(Saved data entries)
▼
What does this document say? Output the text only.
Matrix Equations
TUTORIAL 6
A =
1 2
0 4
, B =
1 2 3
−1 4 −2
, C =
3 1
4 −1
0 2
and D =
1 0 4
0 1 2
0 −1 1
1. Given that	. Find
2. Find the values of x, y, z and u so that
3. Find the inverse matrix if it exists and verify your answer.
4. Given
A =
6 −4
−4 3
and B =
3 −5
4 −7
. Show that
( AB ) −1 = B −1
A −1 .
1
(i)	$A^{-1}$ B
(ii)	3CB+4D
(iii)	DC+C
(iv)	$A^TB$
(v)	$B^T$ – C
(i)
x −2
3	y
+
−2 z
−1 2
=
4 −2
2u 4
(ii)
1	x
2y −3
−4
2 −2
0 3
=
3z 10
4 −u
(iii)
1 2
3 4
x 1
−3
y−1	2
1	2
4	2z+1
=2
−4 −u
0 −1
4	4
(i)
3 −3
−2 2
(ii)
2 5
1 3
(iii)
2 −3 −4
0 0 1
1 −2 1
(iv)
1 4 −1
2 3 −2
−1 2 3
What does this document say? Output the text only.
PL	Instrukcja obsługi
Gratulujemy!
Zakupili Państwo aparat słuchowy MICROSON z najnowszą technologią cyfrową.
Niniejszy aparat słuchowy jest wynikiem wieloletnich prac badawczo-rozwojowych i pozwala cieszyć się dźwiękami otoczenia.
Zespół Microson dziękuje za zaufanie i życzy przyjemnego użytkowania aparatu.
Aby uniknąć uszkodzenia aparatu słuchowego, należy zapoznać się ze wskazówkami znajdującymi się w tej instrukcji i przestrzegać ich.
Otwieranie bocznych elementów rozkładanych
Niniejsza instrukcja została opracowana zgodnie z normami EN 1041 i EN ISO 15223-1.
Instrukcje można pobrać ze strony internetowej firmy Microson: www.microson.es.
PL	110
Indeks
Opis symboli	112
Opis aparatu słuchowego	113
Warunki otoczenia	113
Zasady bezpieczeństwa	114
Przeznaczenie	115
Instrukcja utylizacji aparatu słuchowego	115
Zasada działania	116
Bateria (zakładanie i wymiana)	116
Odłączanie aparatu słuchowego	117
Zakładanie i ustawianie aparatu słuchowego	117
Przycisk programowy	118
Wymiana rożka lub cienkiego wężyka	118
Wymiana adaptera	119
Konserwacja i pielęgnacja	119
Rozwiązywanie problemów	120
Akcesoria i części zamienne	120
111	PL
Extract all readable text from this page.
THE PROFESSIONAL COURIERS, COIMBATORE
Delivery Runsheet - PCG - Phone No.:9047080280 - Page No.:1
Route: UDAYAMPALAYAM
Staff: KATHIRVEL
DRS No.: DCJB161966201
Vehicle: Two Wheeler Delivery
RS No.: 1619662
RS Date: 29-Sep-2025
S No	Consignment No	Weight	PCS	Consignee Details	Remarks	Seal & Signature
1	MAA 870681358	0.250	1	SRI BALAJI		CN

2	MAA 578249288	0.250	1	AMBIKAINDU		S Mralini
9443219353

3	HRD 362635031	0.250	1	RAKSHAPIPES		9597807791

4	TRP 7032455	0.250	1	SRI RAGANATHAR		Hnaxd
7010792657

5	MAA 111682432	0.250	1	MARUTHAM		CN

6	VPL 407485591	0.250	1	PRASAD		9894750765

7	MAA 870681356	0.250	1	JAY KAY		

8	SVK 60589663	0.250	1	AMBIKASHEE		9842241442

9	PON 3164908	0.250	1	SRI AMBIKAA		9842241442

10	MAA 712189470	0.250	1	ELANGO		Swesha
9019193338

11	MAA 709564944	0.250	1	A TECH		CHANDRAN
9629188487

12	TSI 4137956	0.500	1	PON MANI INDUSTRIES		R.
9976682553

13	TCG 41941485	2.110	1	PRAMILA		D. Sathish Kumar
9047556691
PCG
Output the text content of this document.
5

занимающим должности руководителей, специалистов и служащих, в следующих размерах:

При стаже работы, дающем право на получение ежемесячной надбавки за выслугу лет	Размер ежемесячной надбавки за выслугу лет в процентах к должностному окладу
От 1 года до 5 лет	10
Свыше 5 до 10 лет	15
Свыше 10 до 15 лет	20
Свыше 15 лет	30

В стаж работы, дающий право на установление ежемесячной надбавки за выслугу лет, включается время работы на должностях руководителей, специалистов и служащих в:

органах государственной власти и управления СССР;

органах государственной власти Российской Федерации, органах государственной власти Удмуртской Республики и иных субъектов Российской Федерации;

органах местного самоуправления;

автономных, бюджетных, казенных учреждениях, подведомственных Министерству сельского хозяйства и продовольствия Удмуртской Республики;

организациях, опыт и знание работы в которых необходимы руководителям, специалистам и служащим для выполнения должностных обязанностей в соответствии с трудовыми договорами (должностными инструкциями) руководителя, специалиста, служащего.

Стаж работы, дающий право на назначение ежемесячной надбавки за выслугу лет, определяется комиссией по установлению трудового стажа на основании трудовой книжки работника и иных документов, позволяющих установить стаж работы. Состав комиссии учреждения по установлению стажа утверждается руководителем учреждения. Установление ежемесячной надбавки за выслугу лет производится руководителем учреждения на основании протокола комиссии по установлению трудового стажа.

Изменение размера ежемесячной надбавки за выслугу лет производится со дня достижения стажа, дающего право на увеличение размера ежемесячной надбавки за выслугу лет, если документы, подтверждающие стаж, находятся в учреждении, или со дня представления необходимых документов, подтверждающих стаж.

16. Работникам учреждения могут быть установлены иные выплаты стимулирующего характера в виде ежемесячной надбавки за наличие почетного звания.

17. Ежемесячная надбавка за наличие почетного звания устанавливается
▲
◆ TASK: Find and copy every line in the entries above where the string "Республики" occurs.

◆ WORKED SOLUTION:
органах государственной власти Российской Федерации, органах государственной власти Удмуртской Республики и иных субъектов Российской Федерации;
автономных, бюджетных, казенных учреждениях, подведомственных Министерству сельского хозяйства и продовольствия Удмуртской Республики;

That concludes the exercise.